■ **Document section**
Finally, we did not observe statistically significant relationship between sociodemographic and clinical variables with PTG among our participants. It is especially interesting that illness duration was not associated with PTG in our sample, which has also been observed in other studies on PTG in this patient group (Rzeszutek et al. 2017b). There is no agreement on the time elapsed after trauma for growth to occur (Linley and Joseph 2004), which is particularly discussed in the case of illness-related trauma: authors observed positive (Sears et al. 2003), negative (Gunst et al. 2016) or lack of relationship (Bellizzi and Blank 2006) between time since disease diagnosis and PTG. Tedeschi and Calhoun (1996, 2004) mentioned that PTG is not a static outcome but a complex process, rather unlikely to occur shortly after trauma, which may explain the aforementioned inconclusive findings. Łuszczyńska et al. (2012) specified that PTG shortly after a chronic or terminal illness diagnosis may act as a palliative response to a life threat, but in the long perspective may be linked to more profound positive life changes. However, this latter hypothesis can be verified only in longitudinal studies, which are still scarce in PTG research, including studies on PTG among arthritis patients.

Strengths and Limitations

This theory-driven study is the first to explore the link between social support and PTG among arthritis patients from the perspective of the COR theory, which is its strength. However, a few limitations should be mentioned. First, relatively few medical variables were controlled among the participants. Additionally, the cross-sectional design of the study precludes causal interpretation of the obtained results. In particular, taking the aforementioned shortcomings into account, we were not able to assess the resource loss or resource gain over time among the participants, only the level of subjectively evaluated resources. Finally, the study sample was heterogeneous in terms of arthritis diagnosis and duration of the disease. Future studies should be based on a more homogenous study sample in this regard.

■ **Source information**
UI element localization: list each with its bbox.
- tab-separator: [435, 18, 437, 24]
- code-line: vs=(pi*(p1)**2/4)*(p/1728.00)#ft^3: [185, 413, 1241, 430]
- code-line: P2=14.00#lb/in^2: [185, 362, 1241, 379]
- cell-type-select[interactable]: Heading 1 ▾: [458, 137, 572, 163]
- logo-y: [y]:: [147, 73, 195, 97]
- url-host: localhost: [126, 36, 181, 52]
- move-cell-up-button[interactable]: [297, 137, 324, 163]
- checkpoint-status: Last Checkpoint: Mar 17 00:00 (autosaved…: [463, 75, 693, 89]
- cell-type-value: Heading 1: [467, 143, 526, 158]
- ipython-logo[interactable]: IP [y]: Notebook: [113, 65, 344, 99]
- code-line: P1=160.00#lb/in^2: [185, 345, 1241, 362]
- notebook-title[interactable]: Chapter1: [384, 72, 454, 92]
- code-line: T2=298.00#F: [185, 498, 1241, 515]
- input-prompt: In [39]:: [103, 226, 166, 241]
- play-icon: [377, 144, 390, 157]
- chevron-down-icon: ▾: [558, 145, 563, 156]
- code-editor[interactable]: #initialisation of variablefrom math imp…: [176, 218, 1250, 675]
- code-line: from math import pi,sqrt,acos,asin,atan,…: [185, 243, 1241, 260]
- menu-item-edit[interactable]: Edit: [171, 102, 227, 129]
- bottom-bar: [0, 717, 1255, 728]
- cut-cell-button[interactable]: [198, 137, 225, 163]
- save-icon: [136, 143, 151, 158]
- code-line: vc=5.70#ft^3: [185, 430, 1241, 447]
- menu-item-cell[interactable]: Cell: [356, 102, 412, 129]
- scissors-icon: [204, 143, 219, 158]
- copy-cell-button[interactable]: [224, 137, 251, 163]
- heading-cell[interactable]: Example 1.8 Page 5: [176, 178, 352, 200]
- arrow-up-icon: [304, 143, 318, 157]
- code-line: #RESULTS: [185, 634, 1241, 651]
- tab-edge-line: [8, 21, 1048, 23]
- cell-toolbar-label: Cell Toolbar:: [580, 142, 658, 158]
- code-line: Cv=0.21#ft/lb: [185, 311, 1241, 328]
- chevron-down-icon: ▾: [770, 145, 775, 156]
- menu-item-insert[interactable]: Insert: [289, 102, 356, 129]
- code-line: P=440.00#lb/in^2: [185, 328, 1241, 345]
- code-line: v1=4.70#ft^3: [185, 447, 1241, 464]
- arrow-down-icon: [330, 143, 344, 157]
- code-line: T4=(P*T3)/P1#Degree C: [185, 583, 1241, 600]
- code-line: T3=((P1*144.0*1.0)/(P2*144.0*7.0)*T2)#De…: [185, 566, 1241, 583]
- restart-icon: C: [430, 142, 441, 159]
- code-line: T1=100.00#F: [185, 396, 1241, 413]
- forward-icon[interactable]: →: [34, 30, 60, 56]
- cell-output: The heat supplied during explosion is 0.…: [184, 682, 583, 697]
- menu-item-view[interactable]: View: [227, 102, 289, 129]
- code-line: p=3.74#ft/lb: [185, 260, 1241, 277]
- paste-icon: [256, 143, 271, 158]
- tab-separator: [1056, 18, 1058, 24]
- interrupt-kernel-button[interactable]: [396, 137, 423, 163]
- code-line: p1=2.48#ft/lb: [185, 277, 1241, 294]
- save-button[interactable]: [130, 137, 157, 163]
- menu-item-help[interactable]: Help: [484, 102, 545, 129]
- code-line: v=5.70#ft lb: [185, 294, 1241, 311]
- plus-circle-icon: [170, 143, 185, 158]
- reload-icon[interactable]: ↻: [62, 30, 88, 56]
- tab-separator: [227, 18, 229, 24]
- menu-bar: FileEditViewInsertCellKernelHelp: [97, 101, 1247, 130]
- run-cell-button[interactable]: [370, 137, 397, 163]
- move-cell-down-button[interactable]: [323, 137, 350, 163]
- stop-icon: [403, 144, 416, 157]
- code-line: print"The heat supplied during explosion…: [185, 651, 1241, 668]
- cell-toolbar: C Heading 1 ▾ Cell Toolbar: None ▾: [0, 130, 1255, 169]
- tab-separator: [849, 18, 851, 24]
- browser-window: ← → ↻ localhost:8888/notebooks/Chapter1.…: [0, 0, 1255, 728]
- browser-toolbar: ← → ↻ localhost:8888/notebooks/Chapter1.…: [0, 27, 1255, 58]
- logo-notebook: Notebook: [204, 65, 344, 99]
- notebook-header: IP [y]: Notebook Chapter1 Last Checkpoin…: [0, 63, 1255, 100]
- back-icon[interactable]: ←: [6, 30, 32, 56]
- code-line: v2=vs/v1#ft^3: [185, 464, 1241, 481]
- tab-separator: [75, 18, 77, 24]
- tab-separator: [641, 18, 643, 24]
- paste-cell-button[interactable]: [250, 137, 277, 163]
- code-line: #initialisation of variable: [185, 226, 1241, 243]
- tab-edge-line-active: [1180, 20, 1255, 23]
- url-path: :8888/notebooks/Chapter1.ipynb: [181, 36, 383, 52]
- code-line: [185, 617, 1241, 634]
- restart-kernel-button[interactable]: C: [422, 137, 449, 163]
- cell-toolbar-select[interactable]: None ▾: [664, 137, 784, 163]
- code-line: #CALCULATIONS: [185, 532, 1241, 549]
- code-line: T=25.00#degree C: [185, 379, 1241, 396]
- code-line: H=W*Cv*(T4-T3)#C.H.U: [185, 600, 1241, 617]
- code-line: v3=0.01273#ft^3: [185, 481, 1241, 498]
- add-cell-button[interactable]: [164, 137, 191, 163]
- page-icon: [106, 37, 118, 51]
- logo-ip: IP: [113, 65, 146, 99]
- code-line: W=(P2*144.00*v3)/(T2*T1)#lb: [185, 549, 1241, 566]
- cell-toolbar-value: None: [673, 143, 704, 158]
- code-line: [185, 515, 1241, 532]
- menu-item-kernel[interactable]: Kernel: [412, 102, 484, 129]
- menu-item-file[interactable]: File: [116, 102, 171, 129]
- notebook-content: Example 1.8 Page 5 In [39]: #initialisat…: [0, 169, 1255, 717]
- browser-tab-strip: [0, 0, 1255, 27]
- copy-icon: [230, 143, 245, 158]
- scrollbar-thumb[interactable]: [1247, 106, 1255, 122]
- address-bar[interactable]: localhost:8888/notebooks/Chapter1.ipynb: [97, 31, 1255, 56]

■ **Exercise objective**
Can you repeat, word for word, the entire passage above on posttraumatic growth among arthritis patients?

■ **Response area**
Finally, we did not observe statistically significant relationship between sociodemographic and clinical variables with PTG among our participants. It is especially interesting that illness duration was not associated with PTG in our sample, which has also been observed in other studies on PTG in this patient group (Rzeszutek et al. 2017b). There is no agreement on the time elapsed after trauma for growth to occur (Linley and Joseph 2004), which is particularly discussed in the case of illness-related trauma: authors observed positive (Sears et al. 2003), negative (Gunst et al. 2016) or lack of relationship (Bellizzi and Blank 2006) between time since disease diagnosis and PTG. Tedeschi and Calhoun (1996, 2004) mentioned that PTG is not a static outcome but a complex process, rather unlikely to occur shortly after trauma, which may explain the aforementioned inconclusive findings. Łuszczyńska et al. (2012) specified that PTG shortly after a chronic or terminal illness diagnosis may act as a palliative response to a life threat, but in the long perspective may be linked to more profound positive life changes. However, this latter hypothesis can be verified only in longitudinal studies, which are still scarce in PTG research, including studies on PTG among arthritis patients.

Strengths and Limitations

This theory-driven study is the first to explore the link between social support and PTG among arthritis patients from the perspective of the COR theory, which is its strength. However, a few limitations should be mentioned. First, relatively few medical variables were controlled among the participants. Additionally, the cross-sectional design of the study precludes causal interpretation of the obtained results. In particular, taking the aforementioned shortcomings into account, we were not able to assess the resource loss or resource gain over time among the participants, only the level of subjectively evaluated resources. Finally, the study sample was heterogeneous in terms of arthritis diagnosis and duration of the disease. Future studies should be based on a more homogenous study sample in this regard.